Start of Available data
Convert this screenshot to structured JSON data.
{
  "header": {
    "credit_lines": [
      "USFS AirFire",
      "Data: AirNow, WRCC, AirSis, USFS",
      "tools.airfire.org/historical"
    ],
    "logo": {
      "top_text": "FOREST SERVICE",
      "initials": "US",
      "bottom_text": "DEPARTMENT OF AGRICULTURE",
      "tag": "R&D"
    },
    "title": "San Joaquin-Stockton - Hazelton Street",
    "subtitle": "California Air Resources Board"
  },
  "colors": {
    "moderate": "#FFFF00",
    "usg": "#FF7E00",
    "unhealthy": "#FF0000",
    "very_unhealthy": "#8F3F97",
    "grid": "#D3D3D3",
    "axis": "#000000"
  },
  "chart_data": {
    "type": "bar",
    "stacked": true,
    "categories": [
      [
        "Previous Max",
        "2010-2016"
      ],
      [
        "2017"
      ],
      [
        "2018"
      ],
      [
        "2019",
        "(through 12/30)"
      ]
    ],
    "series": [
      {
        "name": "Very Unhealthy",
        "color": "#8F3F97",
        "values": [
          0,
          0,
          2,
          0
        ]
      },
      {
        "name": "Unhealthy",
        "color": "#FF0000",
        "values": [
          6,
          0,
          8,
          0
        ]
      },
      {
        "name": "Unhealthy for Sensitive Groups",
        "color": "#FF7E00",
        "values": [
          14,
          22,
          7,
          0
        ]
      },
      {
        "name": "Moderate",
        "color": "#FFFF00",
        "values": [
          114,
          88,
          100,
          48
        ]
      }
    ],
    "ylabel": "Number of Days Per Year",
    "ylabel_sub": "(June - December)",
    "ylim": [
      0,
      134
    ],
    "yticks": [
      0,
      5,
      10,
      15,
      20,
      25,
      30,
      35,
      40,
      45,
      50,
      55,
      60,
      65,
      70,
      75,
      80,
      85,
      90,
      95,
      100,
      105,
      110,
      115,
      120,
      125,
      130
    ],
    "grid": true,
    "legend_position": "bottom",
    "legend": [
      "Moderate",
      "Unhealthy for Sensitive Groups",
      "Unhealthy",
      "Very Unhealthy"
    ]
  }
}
End of Available data
# Stated problem
Copy all data exactly, start to finish.

# Correct output
Convert this screenshot to structured JSON data.
{
  "header": {
    "credit_lines": [
      "USFS AirFire",
      "Data: AirNow, WRCC, AirSis, USFS",
      "tools.airfire.org/historical"
    ],
    "logo": {
      "top_text": "FOREST SERVICE",
      "initials": "US",
      "bottom_text": "DEPARTMENT OF AGRICULTURE",
      "tag": "R&D"
    },
    "title": "San Joaquin-Stockton - Hazelton Street",
    "subtitle": "California Air Resources Board"
  },
  "colors": {
    "moderate": "#FFFF00",
    "usg": "#FF7E00",
    "unhealthy": "#FF0000",
    "very_unhealthy": "#8F3F97",
    "grid": "#D3D3D3",
    "axis": "#000000"
  },
  "chart_data": {
    "type": "bar",
    "stacked": true,
    "categories": [
      [
        "Previous Max",
        "2010-2016"
      ],
      [
        "2017"
      ],
      [
        "2018"
      ],
      [
        "2019",
        "(through 12/30)"
      ]
    ],
    "series": [
      {
        "name": "Very Unhealthy",
        "color": "#8F3F97",
        "values": [
          0,
          0,
          2,
          0
        ]
      },
      {
        "name": "Unhealthy",
        "color": "#FF0000",
        "values": [
          6,
          0,
          8,
          0
        ]
      },
      {
        "name": "Unhealthy for Sensitive Groups",
        "color": "#FF7E00",
        "values": [
          14,
          22,
          7,
          0
        ]
      },
      {
        "name": "Moderate",
        "color": "#FFFF00",
        "values": [
          114,
          88,
          100,
          48
        ]
      }
    ],
    "ylabel": "Number of Days Per Year",
    "ylabel_sub": "(June - December)",
    "ylim": [
      0,
      134
    ],
    "yticks": [
      0,
      5,
      10,
      15,
      20,
      25,
      30,
      35,
      40,
      45,
      50,
      55,
      60,
      65,
      70,
      75,
      80,
      85,
      90,
      95,
      100,
      105,
      110,
      115,
      120,
      125,
      130
    ],
    "grid": true,
    "legend_position": "bottom",
    "legend": [
      "Moderate",
      "Unhealthy for Sensitive Groups",
      "Unhealthy",
      "Very Unhealthy"
    ]
  }
}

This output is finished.